Stored records:
%%

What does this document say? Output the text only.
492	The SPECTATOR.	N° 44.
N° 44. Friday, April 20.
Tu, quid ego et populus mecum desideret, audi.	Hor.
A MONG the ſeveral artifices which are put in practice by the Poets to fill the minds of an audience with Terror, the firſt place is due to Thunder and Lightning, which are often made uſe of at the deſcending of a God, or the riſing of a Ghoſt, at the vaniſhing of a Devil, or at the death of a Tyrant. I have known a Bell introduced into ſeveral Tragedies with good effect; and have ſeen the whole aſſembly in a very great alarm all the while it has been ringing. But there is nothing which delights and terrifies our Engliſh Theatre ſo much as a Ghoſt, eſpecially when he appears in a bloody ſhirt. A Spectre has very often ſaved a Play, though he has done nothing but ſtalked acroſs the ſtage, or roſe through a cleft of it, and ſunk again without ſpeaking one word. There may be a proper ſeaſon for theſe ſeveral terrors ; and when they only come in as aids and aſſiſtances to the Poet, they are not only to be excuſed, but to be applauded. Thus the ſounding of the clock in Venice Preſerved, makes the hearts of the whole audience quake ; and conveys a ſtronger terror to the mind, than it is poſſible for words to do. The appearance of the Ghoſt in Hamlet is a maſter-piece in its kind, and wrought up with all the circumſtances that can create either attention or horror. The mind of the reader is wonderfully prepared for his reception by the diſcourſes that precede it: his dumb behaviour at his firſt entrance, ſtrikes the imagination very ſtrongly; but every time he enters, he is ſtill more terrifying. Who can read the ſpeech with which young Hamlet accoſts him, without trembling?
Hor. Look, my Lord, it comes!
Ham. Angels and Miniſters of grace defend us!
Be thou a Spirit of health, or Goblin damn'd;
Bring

%%

What is asked:
Copy out every entry again, exactly as it was given.

Worked answer:
What does this document say? Output the text only.
492	The SPECTATOR.	N° 44.
N° 44. Friday, April 20.
Tu, quid ego et populus mecum desideret, audi.	Hor.
A MONG the ſeveral artifices which are put in practice by the Poets to fill the minds of an audience with Terror, the firſt place is due to Thunder and Lightning, which are often made uſe of at the deſcending of a God, or the riſing of a Ghoſt, at the vaniſhing of a Devil, or at the death of a Tyrant. I have known a Bell introduced into ſeveral Tragedies with good effect; and have ſeen the whole aſſembly in a very great alarm all the while it has been ringing. But there is nothing which delights and terrifies our Engliſh Theatre ſo much as a Ghoſt, eſpecially when he appears in a bloody ſhirt. A Spectre has very often ſaved a Play, though he has done nothing but ſtalked acroſs the ſtage, or roſe through a cleft of it, and ſunk again without ſpeaking one word. There may be a proper ſeaſon for theſe ſeveral terrors ; and when they only come in as aids and aſſiſtances to the Poet, they are not only to be excuſed, but to be applauded. Thus the ſounding of the clock in Venice Preſerved, makes the hearts of the whole audience quake ; and conveys a ſtronger terror to the mind, than it is poſſible for words to do. The appearance of the Ghoſt in Hamlet is a maſter-piece in its kind, and wrought up with all the circumſtances that can create either attention or horror. The mind of the reader is wonderfully prepared for his reception by the diſcourſes that precede it: his dumb behaviour at his firſt entrance, ſtrikes the imagination very ſtrongly; but every time he enters, he is ſtill more terrifying. Who can read the ſpeech with which young Hamlet accoſts him, without trembling?
Hor. Look, my Lord, it comes!
Ham. Angels and Miniſters of grace defend us!
Be thou a Spirit of health, or Goblin damn'd;
Bring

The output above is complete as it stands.